▶ _Problem details_: Reproduce the listing verbatim.

▶ _Items_:
******************************

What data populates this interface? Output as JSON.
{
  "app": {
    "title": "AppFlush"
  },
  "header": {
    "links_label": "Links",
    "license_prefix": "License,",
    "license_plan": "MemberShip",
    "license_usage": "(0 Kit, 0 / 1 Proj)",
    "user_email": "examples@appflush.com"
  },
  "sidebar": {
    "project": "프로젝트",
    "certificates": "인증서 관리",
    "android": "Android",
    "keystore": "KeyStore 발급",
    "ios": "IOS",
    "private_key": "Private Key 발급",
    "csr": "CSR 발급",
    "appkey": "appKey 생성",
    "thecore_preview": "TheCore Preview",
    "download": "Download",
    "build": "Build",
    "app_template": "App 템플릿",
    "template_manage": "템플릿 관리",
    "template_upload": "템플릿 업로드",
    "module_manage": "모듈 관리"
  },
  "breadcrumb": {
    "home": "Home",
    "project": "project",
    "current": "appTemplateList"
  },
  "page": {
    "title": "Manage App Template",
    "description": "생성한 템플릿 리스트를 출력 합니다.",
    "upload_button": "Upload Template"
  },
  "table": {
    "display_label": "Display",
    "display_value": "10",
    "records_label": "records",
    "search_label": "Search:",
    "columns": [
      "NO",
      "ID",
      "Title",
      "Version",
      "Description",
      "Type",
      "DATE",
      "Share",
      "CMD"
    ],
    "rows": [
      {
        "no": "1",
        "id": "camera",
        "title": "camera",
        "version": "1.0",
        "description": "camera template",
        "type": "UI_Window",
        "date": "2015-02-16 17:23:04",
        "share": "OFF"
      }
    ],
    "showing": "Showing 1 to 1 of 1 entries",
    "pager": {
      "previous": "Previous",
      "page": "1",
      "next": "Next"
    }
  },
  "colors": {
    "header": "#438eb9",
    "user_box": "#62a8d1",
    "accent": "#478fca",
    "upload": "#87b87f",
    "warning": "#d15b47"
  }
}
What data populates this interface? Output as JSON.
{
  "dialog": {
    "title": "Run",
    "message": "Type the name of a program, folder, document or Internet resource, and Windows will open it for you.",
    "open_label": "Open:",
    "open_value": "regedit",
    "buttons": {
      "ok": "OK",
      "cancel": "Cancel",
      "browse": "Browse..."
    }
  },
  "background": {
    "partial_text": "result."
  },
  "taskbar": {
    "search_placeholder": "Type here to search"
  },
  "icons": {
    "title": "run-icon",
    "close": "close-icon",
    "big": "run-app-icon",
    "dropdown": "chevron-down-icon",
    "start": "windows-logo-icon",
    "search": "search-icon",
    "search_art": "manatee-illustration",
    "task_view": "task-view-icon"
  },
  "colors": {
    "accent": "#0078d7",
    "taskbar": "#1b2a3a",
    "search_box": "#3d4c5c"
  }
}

******************************

▶ _Finished task_:
What data populates this interface? Output as JSON.
{
  "app": {
    "title": "AppFlush"
  },
  "header": {
    "links_label": "Links",
    "license_prefix": "License,",
    "license_plan": "MemberShip",
    "license_usage": "(0 Kit, 0 / 1 Proj)",
    "user_email": "examples@appflush.com"
  },
  "sidebar": {
    "project": "프로젝트",
    "certificates": "인증서 관리",
    "android": "Android",
    "keystore": "KeyStore 발급",
    "ios": "IOS",
    "private_key": "Private Key 발급",
    "csr": "CSR 발급",
    "appkey": "appKey 생성",
    "thecore_preview": "TheCore Preview",
    "download": "Download",
    "build": "Build",
    "app_template": "App 템플릿",
    "template_manage": "템플릿 관리",
    "template_upload": "템플릿 업로드",
    "module_manage": "모듈 관리"
  },
  "breadcrumb": {
    "home": "Home",
    "project": "project",
    "current": "appTemplateList"
  },
  "page": {
    "title": "Manage App Template",
    "description": "생성한 템플릿 리스트를 출력 합니다.",
    "upload_button": "Upload Template"
  },
  "table": {
    "display_label": "Display",
    "display_value": "10",
    "records_label": "records",
    "search_label": "Search:",
    "columns": [
      "NO",
      "ID",
      "Title",
      "Version",
      "Description",
      "Type",
      "DATE",
      "Share",
      "CMD"
    ],
    "rows": [
      {
        "no": "1",
        "id": "camera",
        "title": "camera",
        "version": "1.0",
        "description": "camera template",
        "type": "UI_Window",
        "date": "2015-02-16 17:23:04",
        "share": "OFF"
      }
    ],
    "showing": "Showing 1 to 1 of 1 entries",
    "pager": {
      "previous": "Previous",
      "page": "1",
      "next": "Next"
    }
  },
  "colors": {
    "header": "#438eb9",
    "user_box": "#62a8d1",
    "accent": "#478fca",
    "upload": "#87b87f",
    "warning": "#d15b47"
  }
}
What data populates this interface? Output as JSON.
{
  "dialog": {
    "title": "Run",
    "message": "Type the name of a program, folder, document or Internet resource, and Windows will open it for you.",
    "open_label": "Open:",
    "open_value": "regedit",
    "buttons": {
      "ok": "OK",
      "cancel": "Cancel",
      "browse": "Browse..."
    }
  },
  "background": {
    "partial_text": "result."
  },
  "taskbar": {
    "search_placeholder": "Type here to search"
  },
  "icons": {
    "title": "run-icon",
    "close": "close-icon",
    "big": "run-app-icon",
    "dropdown": "chevron-down-icon",
    "start": "windows-logo-icon",
    "search": "search-icon",
    "search_art": "manatee-illustration",
    "task_view": "task-view-icon"
  },
  "colors": {
    "accent": "#0078d7",
    "taskbar": "#1b2a3a",
    "search_box": "#3d4c5c"
  }
}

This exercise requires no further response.